▸ Exercise instructions
All of the entries must be reproduced exactly, with no images carried over.

▸ Records excerpted from a collection
□ □ □ □
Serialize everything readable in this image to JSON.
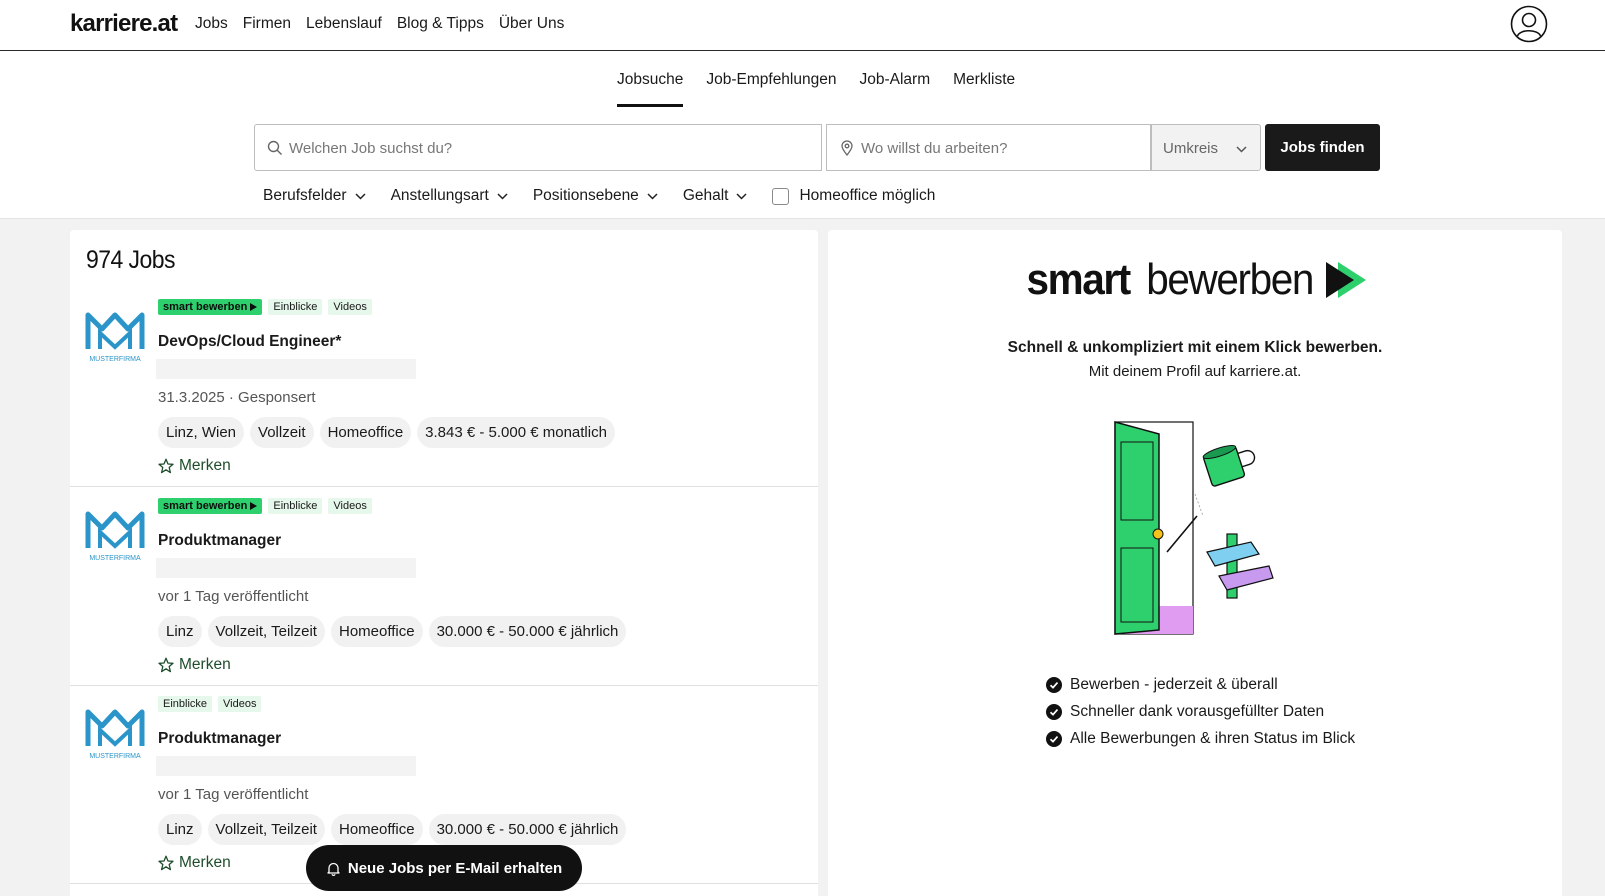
{
  "header": {
    "logo": "karriere.at",
    "nav": [
      "Jobs",
      "Firmen",
      "Lebenslauf",
      "Blog & Tipps",
      "Über Uns"
    ]
  },
  "subnav": {
    "tabs": [
      "Jobsuche",
      "Job-Empfehlungen",
      "Job-Alarm",
      "Merkliste"
    ],
    "active": "Jobsuche"
  },
  "search": {
    "job_placeholder": "Welchen Job suchst du?",
    "location_placeholder": "Wo willst du arbeiten?",
    "radius_label": "Umkreis",
    "submit_label": "Jobs finden"
  },
  "filters": {
    "items": [
      "Berufsfelder",
      "Anstellungsart",
      "Positionsebene",
      "Gehalt"
    ],
    "homeoffice_label": "Homeoffice möglich"
  },
  "results": {
    "count_label": "974 Jobs",
    "jobs": [
      {
        "badges": [
          "smart bewerben",
          "Einblicke",
          "Videos"
        ],
        "title": "DevOps/Cloud Engineer*",
        "meta": "31.3.2025 · Gesponsert",
        "tags": [
          "Linz, Wien",
          "Vollzeit",
          "Homeoffice",
          "3.843 € - 5.000 € monatlich"
        ],
        "save_label": "Merken",
        "company_logo_text": "MUSTERFIRMA"
      },
      {
        "badges": [
          "smart bewerben",
          "Einblicke",
          "Videos"
        ],
        "title": "Produktmanager",
        "meta": "vor 1 Tag veröffentlicht",
        "tags": [
          "Linz",
          "Vollzeit, Teilzeit",
          "Homeoffice",
          "30.000 € - 50.000 € jährlich"
        ],
        "save_label": "Merken",
        "company_logo_text": "MUSTERFIRMA"
      },
      {
        "badges": [
          "Einblicke",
          "Videos"
        ],
        "title": "Produktmanager",
        "meta": "vor 1 Tag veröffentlicht",
        "tags": [
          "Linz",
          "Vollzeit, Teilzeit",
          "Homeoffice",
          "30.000 € - 50.000 € jährlich"
        ],
        "save_label": "Merken",
        "company_logo_text": "MUSTERFIRMA"
      }
    ],
    "email_alert_label": "Neue Jobs per E-Mail erhalten"
  },
  "promo": {
    "logo_bold": "smart",
    "logo_regular": "bewerben",
    "headline": "Schnell & unkompliziert mit einem Klick bewerben.",
    "subline": "Mit deinem Profil auf karriere.at.",
    "benefits": [
      "Bewerben - jederzeit & überall",
      "Schneller dank vorausgefüllter Daten",
      "Alle Bewerbungen & ihren Status im Blick"
    ]
  },
  "colors": {
    "brand_green": "#2ed06e",
    "dark": "#111111"
  }
}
□ □ □ □
▸ Result of the task
Serialize everything readable in this image to JSON.
{
  "header": {
    "logo": "karriere.at",
    "nav": [
      "Jobs",
      "Firmen",
      "Lebenslauf",
      "Blog & Tipps",
      "Über Uns"
    ]
  },
  "subnav": {
    "tabs": [
      "Jobsuche",
      "Job-Empfehlungen",
      "Job-Alarm",
      "Merkliste"
    ],
    "active": "Jobsuche"
  },
  "search": {
    "job_placeholder": "Welchen Job suchst du?",
    "location_placeholder": "Wo willst du arbeiten?",
    "radius_label": "Umkreis",
    "submit_label": "Jobs finden"
  },
  "filters": {
    "items": [
      "Berufsfelder",
      "Anstellungsart",
      "Positionsebene",
      "Gehalt"
    ],
    "homeoffice_label": "Homeoffice möglich"
  },
  "results": {
    "count_label": "974 Jobs",
    "jobs": [
      {
        "badges": [
          "smart bewerben",
          "Einblicke",
          "Videos"
        ],
        "title": "DevOps/Cloud Engineer*",
        "meta": "31.3.2025 · Gesponsert",
        "tags": [
          "Linz, Wien",
          "Vollzeit",
          "Homeoffice",
          "3.843 € - 5.000 € monatlich"
        ],
        "save_label": "Merken",
        "company_logo_text": "MUSTERFIRMA"
      },
      {
        "badges": [
          "smart bewerben",
          "Einblicke",
          "Videos"
        ],
        "title": "Produktmanager",
        "meta": "vor 1 Tag veröffentlicht",
        "tags": [
          "Linz",
          "Vollzeit, Teilzeit",
          "Homeoffice",
          "30.000 € - 50.000 € jährlich"
        ],
        "save_label": "Merken",
        "company_logo_text": "MUSTERFIRMA"
      },
      {
        "badges": [
          "Einblicke",
          "Videos"
        ],
        "title": "Produktmanager",
        "meta": "vor 1 Tag veröffentlicht",
        "tags": [
          "Linz",
          "Vollzeit, Teilzeit",
          "Homeoffice",
          "30.000 € - 50.000 € jährlich"
        ],
        "save_label": "Merken",
        "company_logo_text": "MUSTERFIRMA"
      }
    ],
    "email_alert_label": "Neue Jobs per E-Mail erhalten"
  },
  "promo": {
    "logo_bold": "smart",
    "logo_regular": "bewerben",
    "headline": "Schnell & unkompliziert mit einem Klick bewerben.",
    "subline": "Mit deinem Profil auf karriere.at.",
    "benefits": [
      "Bewerben - jederzeit & überall",
      "Schneller dank vorausgefüllter Daten",
      "Alle Bewerbungen & ihren Status im Blick"
    ]
  },
  "colors": {
    "brand_green": "#2ed06e",
    "dark": "#111111"
  }
}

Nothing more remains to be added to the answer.